§ WORK TO DO: From the entries that follow, gather each line holding the word "deuren".

§ RECORDED INFORMATION:

***

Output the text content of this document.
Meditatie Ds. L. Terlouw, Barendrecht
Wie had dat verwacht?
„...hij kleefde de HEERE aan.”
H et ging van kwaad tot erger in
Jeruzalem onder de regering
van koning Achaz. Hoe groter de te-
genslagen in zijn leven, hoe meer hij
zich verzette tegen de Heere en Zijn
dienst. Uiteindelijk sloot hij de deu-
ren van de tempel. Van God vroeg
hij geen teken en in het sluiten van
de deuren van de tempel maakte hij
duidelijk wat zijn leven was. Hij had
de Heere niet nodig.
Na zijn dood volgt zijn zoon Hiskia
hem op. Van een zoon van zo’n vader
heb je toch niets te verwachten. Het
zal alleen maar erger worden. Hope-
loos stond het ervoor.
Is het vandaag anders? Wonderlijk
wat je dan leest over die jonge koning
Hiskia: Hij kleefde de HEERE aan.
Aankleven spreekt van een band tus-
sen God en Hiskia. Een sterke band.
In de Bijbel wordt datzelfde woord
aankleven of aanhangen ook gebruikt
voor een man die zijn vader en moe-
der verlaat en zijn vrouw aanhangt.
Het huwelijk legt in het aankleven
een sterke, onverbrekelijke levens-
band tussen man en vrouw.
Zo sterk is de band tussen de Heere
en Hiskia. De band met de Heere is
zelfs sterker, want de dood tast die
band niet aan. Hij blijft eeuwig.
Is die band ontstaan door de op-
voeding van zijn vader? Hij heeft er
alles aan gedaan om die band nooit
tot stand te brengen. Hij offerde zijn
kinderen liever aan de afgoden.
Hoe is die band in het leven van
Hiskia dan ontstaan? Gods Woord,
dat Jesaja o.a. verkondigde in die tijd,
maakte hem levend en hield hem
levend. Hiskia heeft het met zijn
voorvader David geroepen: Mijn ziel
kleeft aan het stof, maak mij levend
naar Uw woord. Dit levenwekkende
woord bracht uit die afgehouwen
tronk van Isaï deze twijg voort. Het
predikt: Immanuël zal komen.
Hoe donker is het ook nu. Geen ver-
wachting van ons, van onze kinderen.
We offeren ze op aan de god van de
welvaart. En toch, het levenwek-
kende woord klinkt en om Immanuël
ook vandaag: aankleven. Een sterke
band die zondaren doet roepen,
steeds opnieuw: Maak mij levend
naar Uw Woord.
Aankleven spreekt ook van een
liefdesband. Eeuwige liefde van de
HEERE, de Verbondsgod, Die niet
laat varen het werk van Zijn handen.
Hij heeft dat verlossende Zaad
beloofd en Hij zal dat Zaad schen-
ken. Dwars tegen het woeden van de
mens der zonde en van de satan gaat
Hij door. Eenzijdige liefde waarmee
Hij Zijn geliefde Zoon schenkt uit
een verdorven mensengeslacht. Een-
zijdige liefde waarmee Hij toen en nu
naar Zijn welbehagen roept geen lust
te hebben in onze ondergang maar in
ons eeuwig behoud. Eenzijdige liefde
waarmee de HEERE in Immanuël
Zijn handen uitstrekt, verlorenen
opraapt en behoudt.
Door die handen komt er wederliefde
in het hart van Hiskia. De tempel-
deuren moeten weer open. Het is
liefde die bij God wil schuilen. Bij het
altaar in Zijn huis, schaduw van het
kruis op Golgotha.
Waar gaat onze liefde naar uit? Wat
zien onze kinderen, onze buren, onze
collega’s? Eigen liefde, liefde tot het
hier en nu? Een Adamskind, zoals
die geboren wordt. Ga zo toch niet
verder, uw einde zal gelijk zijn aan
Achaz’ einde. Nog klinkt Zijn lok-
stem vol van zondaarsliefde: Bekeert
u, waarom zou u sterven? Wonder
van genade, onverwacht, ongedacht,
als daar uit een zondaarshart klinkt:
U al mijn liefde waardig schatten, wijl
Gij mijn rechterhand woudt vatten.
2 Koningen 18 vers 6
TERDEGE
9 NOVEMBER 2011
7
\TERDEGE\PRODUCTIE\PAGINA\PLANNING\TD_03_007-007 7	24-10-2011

***

§ EXPECTED ANSWER:
de deuren van de tempel maakte hij
deuren moeten weer open. Het is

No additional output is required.